| REQUIRED TASK |
What follows is a set of records, each of which is to be written out exactly.

| DATA SUPPLIED |
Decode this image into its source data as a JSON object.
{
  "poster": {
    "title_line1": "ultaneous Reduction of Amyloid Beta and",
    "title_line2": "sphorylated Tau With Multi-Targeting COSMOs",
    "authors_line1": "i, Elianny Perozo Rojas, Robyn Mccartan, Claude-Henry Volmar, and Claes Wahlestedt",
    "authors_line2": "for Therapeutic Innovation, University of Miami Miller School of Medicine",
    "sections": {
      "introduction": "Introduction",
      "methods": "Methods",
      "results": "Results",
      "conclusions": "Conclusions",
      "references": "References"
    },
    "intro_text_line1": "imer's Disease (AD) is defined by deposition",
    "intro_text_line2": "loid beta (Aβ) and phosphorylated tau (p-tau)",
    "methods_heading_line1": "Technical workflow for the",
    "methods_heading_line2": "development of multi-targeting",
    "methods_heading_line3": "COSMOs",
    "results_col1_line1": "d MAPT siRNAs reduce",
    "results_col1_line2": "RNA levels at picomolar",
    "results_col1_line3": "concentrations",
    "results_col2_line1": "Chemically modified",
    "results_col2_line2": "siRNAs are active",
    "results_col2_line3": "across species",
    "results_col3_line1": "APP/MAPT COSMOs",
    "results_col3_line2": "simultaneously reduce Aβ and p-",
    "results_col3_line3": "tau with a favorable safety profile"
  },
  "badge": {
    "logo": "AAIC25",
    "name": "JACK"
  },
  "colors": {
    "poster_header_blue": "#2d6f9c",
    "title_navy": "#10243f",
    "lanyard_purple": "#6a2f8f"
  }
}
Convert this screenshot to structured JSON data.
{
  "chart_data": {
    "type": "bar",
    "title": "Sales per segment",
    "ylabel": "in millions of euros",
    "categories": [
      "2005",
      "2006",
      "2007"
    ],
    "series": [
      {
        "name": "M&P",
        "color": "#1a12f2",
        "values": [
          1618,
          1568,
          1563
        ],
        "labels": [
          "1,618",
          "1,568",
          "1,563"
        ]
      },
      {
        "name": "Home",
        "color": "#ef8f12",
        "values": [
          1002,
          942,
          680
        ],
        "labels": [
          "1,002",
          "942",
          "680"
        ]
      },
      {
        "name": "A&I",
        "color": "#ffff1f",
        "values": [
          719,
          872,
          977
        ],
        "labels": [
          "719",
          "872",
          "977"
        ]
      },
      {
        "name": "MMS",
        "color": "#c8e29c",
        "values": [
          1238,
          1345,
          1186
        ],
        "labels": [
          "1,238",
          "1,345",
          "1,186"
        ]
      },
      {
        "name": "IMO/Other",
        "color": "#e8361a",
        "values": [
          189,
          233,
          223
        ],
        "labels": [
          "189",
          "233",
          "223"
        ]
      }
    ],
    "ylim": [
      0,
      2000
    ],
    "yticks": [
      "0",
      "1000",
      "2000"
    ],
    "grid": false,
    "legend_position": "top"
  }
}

| OUTPUT OF THE TASK |
Decode this image into its source data as a JSON object.
{
  "poster": {
    "title_line1": "ultaneous Reduction of Amyloid Beta and",
    "title_line2": "sphorylated Tau With Multi-Targeting COSMOs",
    "authors_line1": "i, Elianny Perozo Rojas, Robyn Mccartan, Claude-Henry Volmar, and Claes Wahlestedt",
    "authors_line2": "for Therapeutic Innovation, University of Miami Miller School of Medicine",
    "sections": {
      "introduction": "Introduction",
      "methods": "Methods",
      "results": "Results",
      "conclusions": "Conclusions",
      "references": "References"
    },
    "intro_text_line1": "imer's Disease (AD) is defined by deposition",
    "intro_text_line2": "loid beta (Aβ) and phosphorylated tau (p-tau)",
    "methods_heading_line1": "Technical workflow for the",
    "methods_heading_line2": "development of multi-targeting",
    "methods_heading_line3": "COSMOs",
    "results_col1_line1": "d MAPT siRNAs reduce",
    "results_col1_line2": "RNA levels at picomolar",
    "results_col1_line3": "concentrations",
    "results_col2_line1": "Chemically modified",
    "results_col2_line2": "siRNAs are active",
    "results_col2_line3": "across species",
    "results_col3_line1": "APP/MAPT COSMOs",
    "results_col3_line2": "simultaneously reduce Aβ and p-",
    "results_col3_line3": "tau with a favorable safety profile"
  },
  "badge": {
    "logo": "AAIC25",
    "name": "JACK"
  },
  "colors": {
    "poster_header_blue": "#2d6f9c",
    "title_navy": "#10243f",
    "lanyard_purple": "#6a2f8f"
  }
}
Convert this screenshot to structured JSON data.
{
  "chart_data": {
    "type": "bar",
    "title": "Sales per segment",
    "ylabel": "in millions of euros",
    "categories": [
      "2005",
      "2006",
      "2007"
    ],
    "series": [
      {
        "name": "M&P",
        "color": "#1a12f2",
        "values": [
          1618,
          1568,
          1563
        ],
        "labels": [
          "1,618",
          "1,568",
          "1,563"
        ]
      },
      {
        "name": "Home",
        "color": "#ef8f12",
        "values": [
          1002,
          942,
          680
        ],
        "labels": [
          "1,002",
          "942",
          "680"
        ]
      },
      {
        "name": "A&I",
        "color": "#ffff1f",
        "values": [
          719,
          872,
          977
        ],
        "labels": [
          "719",
          "872",
          "977"
        ]
      },
      {
        "name": "MMS",
        "color": "#c8e29c",
        "values": [
          1238,
          1345,
          1186
        ],
        "labels": [
          "1,238",
          "1,345",
          "1,186"
        ]
      },
      {
        "name": "IMO/Other",
        "color": "#e8361a",
        "values": [
          189,
          233,
          223
        ],
        "labels": [
          "189",
          "233",
          "223"
        ]
      }
    ],
    "ylim": [
      0,
      2000
    ],
    "yticks": [
      "0",
      "1000",
      "2000"
    ],
    "grid": false,
    "legend_position": "top"
  }
}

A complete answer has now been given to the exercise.